'''

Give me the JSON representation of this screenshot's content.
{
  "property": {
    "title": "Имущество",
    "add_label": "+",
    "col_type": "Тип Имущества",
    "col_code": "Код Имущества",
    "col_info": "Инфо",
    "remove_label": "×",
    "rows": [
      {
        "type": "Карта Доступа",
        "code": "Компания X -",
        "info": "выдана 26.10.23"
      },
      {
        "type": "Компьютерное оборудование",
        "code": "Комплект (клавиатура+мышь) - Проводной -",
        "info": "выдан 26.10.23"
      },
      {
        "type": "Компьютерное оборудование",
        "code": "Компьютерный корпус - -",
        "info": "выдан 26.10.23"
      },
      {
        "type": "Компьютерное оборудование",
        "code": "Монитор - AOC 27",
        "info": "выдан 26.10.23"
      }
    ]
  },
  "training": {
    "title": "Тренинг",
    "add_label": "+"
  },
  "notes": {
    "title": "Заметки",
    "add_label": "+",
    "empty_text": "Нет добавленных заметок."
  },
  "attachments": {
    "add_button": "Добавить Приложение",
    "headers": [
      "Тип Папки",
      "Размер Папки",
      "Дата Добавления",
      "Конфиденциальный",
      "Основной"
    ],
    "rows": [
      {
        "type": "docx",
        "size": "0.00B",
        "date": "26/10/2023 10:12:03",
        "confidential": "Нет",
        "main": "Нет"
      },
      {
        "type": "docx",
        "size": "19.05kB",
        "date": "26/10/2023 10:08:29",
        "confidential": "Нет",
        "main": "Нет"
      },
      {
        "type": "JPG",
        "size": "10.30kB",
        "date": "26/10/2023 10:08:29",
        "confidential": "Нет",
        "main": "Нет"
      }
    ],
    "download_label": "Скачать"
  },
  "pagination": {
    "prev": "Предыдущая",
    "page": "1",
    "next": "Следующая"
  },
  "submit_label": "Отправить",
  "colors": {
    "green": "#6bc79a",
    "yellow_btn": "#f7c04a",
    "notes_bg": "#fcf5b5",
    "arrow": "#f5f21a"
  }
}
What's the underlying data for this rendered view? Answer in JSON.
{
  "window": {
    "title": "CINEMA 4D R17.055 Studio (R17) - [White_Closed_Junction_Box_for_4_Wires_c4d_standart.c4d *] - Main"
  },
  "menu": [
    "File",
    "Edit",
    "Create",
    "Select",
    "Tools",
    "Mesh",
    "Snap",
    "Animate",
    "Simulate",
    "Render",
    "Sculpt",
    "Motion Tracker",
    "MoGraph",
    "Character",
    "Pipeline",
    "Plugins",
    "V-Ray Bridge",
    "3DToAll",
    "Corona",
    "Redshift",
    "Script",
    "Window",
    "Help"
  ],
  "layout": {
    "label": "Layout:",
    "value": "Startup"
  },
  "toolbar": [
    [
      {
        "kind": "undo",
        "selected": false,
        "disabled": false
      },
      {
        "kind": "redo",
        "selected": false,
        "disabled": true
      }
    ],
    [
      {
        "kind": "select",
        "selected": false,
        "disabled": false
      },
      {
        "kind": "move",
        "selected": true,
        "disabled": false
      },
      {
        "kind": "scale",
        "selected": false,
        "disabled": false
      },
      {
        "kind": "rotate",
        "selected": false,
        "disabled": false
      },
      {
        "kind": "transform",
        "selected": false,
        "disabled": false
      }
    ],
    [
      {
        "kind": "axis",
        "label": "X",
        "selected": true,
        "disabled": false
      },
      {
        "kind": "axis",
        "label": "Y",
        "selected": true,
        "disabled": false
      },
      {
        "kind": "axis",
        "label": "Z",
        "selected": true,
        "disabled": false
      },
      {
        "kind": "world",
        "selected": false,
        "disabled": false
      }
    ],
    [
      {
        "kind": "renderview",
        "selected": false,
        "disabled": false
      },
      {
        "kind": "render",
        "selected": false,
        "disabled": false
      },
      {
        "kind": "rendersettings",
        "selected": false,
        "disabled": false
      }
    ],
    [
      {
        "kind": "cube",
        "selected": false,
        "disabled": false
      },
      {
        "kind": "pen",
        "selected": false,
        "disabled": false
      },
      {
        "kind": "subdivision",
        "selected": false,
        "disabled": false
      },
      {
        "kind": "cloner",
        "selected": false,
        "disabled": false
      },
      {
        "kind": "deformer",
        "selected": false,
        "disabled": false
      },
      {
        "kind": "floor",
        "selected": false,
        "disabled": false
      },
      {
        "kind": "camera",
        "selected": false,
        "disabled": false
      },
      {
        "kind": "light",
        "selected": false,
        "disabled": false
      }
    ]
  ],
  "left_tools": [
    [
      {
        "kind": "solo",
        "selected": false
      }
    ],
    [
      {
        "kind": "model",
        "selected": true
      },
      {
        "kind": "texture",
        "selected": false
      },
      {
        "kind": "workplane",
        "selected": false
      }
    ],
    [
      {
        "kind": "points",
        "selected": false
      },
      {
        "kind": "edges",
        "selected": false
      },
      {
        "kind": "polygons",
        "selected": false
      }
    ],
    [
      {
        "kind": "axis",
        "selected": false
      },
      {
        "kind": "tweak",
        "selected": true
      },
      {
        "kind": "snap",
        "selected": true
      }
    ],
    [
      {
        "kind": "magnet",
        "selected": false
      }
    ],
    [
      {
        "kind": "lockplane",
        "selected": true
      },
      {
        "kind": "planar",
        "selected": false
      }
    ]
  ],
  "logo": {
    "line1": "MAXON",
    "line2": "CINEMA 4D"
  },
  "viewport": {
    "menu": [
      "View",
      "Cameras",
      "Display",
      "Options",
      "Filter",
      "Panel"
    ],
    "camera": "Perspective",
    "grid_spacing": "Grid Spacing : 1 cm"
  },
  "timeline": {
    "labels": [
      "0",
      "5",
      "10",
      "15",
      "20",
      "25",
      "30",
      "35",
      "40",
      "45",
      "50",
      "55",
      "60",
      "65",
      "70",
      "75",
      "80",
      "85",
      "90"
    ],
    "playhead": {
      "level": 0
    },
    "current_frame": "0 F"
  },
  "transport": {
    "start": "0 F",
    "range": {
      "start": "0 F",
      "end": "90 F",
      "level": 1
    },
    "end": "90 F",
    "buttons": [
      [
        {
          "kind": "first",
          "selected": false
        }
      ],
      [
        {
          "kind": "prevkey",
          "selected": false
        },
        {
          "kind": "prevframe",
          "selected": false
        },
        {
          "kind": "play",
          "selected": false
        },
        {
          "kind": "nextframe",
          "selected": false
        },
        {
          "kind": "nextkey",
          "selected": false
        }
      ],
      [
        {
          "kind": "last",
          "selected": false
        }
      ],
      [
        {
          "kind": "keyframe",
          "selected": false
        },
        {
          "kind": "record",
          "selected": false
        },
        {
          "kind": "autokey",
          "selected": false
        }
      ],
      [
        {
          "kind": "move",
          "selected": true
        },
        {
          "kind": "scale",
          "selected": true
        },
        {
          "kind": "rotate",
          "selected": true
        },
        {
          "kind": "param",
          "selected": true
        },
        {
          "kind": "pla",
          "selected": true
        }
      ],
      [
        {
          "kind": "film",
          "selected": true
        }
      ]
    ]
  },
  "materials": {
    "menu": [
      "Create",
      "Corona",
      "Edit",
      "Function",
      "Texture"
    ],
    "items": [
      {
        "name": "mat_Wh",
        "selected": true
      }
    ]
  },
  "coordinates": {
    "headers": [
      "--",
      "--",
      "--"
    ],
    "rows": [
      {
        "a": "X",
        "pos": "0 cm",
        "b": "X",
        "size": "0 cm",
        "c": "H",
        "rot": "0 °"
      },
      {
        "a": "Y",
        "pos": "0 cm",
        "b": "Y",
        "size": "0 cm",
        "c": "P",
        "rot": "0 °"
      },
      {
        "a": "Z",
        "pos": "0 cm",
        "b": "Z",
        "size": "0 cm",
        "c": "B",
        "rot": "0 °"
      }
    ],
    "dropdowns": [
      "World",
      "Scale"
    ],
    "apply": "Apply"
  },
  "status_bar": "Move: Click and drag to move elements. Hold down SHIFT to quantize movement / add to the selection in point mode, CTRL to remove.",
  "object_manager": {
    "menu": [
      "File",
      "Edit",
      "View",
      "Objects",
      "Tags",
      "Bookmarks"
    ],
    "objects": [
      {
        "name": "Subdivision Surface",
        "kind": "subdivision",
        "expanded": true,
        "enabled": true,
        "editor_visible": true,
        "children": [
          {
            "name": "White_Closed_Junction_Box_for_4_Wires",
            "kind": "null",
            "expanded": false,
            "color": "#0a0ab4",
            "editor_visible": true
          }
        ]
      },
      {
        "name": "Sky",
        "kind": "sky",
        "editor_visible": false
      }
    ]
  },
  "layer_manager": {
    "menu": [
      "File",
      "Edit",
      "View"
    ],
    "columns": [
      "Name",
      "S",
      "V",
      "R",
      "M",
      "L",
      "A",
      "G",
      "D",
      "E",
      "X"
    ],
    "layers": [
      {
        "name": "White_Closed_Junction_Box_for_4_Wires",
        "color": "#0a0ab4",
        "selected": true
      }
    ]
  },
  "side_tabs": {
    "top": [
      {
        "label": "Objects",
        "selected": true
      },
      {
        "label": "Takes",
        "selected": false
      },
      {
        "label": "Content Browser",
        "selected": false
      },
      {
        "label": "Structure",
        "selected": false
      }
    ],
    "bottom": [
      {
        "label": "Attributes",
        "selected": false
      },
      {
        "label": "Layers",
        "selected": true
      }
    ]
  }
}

'''

Collect every line above that contains the word "this".

◆ Solved exercise ◆
Give me the JSON representation of this screenshot's content.
What's the underlying data for this rendered view? Answer in JSON.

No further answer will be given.